What you have to do:
Search the listing below for "this". Copy each matching line.

(Structured figure records)
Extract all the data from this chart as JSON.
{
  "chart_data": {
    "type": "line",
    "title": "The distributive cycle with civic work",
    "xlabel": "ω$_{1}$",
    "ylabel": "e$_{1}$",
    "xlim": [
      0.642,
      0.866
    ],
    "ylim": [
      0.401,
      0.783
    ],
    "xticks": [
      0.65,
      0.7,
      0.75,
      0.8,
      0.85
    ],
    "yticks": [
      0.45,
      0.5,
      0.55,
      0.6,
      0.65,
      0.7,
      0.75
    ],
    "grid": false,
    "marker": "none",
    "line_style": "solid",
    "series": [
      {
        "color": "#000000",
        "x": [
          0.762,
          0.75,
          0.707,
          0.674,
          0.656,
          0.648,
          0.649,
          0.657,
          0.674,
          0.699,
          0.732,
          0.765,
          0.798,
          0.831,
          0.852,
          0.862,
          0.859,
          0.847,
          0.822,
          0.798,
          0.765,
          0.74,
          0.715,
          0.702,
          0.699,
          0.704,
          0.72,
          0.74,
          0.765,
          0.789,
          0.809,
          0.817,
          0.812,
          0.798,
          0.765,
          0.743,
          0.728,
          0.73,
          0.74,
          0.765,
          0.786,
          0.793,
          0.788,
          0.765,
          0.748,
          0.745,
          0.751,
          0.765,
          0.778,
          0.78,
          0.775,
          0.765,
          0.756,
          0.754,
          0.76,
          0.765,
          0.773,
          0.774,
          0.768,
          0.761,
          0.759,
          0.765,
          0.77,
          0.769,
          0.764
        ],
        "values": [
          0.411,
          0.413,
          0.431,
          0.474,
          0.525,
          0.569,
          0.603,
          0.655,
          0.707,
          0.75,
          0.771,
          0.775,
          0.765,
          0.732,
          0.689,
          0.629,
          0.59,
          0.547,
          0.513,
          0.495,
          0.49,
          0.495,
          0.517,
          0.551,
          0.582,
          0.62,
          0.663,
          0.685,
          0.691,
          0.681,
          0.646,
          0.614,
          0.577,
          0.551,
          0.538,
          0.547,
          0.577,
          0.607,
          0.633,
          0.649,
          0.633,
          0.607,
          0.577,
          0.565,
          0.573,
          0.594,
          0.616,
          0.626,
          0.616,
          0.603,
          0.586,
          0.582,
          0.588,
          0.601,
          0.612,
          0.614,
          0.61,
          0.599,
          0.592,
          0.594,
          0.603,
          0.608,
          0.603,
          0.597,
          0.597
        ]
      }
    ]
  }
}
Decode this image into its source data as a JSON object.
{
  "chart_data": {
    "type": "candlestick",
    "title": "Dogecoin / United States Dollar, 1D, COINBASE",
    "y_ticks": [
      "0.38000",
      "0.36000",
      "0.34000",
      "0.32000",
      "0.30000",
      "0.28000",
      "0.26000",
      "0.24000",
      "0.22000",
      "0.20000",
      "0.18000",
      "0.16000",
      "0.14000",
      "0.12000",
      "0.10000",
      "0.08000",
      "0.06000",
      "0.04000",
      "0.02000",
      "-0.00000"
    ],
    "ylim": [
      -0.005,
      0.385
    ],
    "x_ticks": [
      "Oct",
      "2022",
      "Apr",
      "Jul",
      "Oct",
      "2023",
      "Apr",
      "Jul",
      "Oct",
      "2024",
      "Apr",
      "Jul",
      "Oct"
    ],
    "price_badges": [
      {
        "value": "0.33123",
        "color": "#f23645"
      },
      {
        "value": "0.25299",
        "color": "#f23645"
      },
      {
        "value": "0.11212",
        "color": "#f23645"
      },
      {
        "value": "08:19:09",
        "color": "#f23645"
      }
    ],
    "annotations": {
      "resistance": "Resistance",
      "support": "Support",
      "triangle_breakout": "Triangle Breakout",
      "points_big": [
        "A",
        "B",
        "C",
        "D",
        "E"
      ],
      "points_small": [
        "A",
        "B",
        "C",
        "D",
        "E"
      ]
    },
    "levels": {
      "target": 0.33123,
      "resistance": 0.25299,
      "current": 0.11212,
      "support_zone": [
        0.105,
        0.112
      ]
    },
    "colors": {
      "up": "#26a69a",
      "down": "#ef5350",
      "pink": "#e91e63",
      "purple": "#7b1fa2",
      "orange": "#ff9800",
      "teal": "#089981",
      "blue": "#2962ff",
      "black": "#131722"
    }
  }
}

Complete output:
Extract all the data from this chart as JSON.
Decode this image into its source data as a JSON object.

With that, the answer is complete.